* **Work to do**
In the listing below, identify each line with the word "name" and return those lines.

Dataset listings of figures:
════════
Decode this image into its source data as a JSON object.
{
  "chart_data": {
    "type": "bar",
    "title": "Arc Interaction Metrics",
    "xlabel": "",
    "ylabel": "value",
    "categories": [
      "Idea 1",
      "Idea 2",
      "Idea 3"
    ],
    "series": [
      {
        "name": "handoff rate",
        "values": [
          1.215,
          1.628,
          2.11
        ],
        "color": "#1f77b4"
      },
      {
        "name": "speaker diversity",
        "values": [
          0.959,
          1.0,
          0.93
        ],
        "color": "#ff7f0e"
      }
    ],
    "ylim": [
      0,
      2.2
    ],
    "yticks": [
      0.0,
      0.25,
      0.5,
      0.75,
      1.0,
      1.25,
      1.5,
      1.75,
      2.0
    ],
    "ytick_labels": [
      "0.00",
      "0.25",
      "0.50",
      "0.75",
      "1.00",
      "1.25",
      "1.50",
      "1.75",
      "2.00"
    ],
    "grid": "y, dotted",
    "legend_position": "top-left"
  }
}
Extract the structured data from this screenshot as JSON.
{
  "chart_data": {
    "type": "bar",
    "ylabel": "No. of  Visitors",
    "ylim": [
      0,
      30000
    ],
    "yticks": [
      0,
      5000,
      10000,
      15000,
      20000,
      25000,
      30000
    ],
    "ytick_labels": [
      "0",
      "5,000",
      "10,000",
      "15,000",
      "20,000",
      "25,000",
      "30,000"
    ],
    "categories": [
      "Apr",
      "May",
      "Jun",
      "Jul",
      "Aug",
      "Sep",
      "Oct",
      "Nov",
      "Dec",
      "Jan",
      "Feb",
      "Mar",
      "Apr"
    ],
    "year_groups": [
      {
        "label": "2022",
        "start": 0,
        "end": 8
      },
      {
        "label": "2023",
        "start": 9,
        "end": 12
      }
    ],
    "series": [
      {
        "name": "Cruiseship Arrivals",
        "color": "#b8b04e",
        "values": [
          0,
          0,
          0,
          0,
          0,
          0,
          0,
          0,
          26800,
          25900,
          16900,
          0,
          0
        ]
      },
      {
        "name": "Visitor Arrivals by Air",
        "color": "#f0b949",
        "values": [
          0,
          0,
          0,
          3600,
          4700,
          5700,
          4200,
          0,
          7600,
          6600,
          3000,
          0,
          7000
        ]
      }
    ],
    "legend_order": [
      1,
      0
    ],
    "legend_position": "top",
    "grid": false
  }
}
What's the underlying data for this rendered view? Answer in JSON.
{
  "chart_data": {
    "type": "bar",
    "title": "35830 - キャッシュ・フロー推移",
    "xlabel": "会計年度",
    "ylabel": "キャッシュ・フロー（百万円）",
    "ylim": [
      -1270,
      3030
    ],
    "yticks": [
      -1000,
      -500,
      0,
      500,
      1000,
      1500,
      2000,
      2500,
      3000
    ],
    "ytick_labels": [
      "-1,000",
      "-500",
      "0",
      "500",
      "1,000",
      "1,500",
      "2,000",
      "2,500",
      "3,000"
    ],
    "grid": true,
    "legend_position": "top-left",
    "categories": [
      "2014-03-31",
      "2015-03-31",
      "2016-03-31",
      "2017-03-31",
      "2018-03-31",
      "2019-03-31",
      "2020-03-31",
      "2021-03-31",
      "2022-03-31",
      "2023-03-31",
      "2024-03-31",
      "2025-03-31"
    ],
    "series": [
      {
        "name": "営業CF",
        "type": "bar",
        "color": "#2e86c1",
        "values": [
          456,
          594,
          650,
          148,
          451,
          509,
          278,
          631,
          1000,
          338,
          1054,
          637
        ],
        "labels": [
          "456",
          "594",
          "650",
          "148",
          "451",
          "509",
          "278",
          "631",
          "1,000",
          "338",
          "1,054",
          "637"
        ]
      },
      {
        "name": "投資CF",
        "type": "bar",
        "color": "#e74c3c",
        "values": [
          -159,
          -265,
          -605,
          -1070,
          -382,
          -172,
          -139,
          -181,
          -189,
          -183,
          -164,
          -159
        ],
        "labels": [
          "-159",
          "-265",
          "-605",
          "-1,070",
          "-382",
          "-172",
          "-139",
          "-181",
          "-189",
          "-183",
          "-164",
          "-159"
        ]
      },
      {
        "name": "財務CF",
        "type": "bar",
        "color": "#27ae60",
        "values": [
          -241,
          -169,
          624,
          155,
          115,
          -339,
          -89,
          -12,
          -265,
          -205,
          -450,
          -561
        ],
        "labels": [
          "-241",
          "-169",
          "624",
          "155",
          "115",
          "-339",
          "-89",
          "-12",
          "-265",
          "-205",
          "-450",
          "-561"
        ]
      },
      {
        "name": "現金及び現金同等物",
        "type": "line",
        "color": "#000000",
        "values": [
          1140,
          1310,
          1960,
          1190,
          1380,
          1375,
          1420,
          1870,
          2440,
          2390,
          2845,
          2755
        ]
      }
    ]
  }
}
════════
* **Complete response**
        "name": "handoff rate",
        "name": "speaker diversity",
        "name": "Cruiseship Arrivals",
        "name": "Visitor Arrivals by Air",
        "name": "営業CF",
        "name": "投資CF",
        "name": "財務CF",
        "name": "現金及び現金同等物",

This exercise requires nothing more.